STORED ROWS:
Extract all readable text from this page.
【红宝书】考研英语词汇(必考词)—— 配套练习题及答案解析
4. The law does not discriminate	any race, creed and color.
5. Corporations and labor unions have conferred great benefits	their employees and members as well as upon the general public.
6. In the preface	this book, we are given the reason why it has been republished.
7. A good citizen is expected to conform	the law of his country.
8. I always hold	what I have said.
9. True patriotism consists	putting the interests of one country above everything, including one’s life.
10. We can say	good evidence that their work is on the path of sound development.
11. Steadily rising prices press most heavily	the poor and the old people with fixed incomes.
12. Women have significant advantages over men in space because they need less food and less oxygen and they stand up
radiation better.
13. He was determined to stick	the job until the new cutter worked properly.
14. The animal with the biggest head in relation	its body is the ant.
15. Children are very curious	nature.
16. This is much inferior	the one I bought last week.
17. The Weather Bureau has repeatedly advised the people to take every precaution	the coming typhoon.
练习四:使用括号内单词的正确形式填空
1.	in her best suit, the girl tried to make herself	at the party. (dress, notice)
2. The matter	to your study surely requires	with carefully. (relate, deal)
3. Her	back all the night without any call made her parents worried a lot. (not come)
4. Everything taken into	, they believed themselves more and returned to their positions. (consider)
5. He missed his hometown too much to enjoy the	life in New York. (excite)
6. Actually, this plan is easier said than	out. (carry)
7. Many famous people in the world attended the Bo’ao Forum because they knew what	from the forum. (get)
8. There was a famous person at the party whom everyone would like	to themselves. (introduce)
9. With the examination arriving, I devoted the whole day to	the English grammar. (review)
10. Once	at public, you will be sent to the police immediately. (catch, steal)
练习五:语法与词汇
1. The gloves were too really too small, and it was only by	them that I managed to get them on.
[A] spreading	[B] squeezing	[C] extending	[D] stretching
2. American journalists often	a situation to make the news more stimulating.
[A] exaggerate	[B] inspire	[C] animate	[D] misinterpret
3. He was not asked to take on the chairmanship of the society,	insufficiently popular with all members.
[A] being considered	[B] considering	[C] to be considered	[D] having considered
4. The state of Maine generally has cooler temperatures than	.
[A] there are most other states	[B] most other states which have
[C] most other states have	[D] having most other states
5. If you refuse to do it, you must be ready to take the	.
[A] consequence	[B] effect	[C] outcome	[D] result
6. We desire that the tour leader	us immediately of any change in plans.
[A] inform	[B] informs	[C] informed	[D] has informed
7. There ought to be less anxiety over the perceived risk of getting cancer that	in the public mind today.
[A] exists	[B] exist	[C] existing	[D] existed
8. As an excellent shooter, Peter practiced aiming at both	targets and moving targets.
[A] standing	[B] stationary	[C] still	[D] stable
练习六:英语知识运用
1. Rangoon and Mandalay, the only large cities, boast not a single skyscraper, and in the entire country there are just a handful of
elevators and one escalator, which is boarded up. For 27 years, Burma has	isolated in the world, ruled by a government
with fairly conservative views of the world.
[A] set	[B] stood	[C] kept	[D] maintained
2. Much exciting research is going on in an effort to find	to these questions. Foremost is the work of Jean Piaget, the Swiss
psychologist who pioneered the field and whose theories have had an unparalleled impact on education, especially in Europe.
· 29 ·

EXERCISE DIRECTIONS: Output every record above exactly as it appears.

TASK RESULT:
Extract all readable text from this page.
【红宝书】考研英语词汇(必考词)—— 配套练习题及答案解析
4. The law does not discriminate	any race, creed and color.
5. Corporations and labor unions have conferred great benefits	their employees and members as well as upon the general public.
6. In the preface	this book, we are given the reason why it has been republished.
7. A good citizen is expected to conform	the law of his country.
8. I always hold	what I have said.
9. True patriotism consists	putting the interests of one country above everything, including one’s life.
10. We can say	good evidence that their work is on the path of sound development.
11. Steadily rising prices press most heavily	the poor and the old people with fixed incomes.
12. Women have significant advantages over men in space because they need less food and less oxygen and they stand up
radiation better.
13. He was determined to stick	the job until the new cutter worked properly.
14. The animal with the biggest head in relation	its body is the ant.
15. Children are very curious	nature.
16. This is much inferior	the one I bought last week.
17. The Weather Bureau has repeatedly advised the people to take every precaution	the coming typhoon.
练习四:使用括号内单词的正确形式填空
1.	in her best suit, the girl tried to make herself	at the party. (dress, notice)
2. The matter	to your study surely requires	with carefully. (relate, deal)
3. Her	back all the night without any call made her parents worried a lot. (not come)
4. Everything taken into	, they believed themselves more and returned to their positions. (consider)
5. He missed his hometown too much to enjoy the	life in New York. (excite)
6. Actually, this plan is easier said than	out. (carry)
7. Many famous people in the world attended the Bo’ao Forum because they knew what	from the forum. (get)
8. There was a famous person at the party whom everyone would like	to themselves. (introduce)
9. With the examination arriving, I devoted the whole day to	the English grammar. (review)
10. Once	at public, you will be sent to the police immediately. (catch, steal)
练习五:语法与词汇
1. The gloves were too really too small, and it was only by	them that I managed to get them on.
[A] spreading	[B] squeezing	[C] extending	[D] stretching
2. American journalists often	a situation to make the news more stimulating.
[A] exaggerate	[B] inspire	[C] animate	[D] misinterpret
3. He was not asked to take on the chairmanship of the society,	insufficiently popular with all members.
[A] being considered	[B] considering	[C] to be considered	[D] having considered
4. The state of Maine generally has cooler temperatures than	.
[A] there are most other states	[B] most other states which have
[C] most other states have	[D] having most other states
5. If you refuse to do it, you must be ready to take the	.
[A] consequence	[B] effect	[C] outcome	[D] result
6. We desire that the tour leader	us immediately of any change in plans.
[A] inform	[B] informs	[C] informed	[D] has informed
7. There ought to be less anxiety over the perceived risk of getting cancer that	in the public mind today.
[A] exists	[B] exist	[C] existing	[D] existed
8. As an excellent shooter, Peter practiced aiming at both	targets and moving targets.
[A] standing	[B] stationary	[C] still	[D] stable
练习六:英语知识运用
1. Rangoon and Mandalay, the only large cities, boast not a single skyscraper, and in the entire country there are just a handful of
elevators and one escalator, which is boarded up. For 27 years, Burma has	isolated in the world, ruled by a government
with fairly conservative views of the world.
[A] set	[B] stood	[C] kept	[D] maintained
2. Much exciting research is going on in an effort to find	to these questions. Foremost is the work of Jean Piaget, the Swiss
psychologist who pioneered the field and whose theories have had an unparalleled impact on education, especially in Europe.
· 29 ·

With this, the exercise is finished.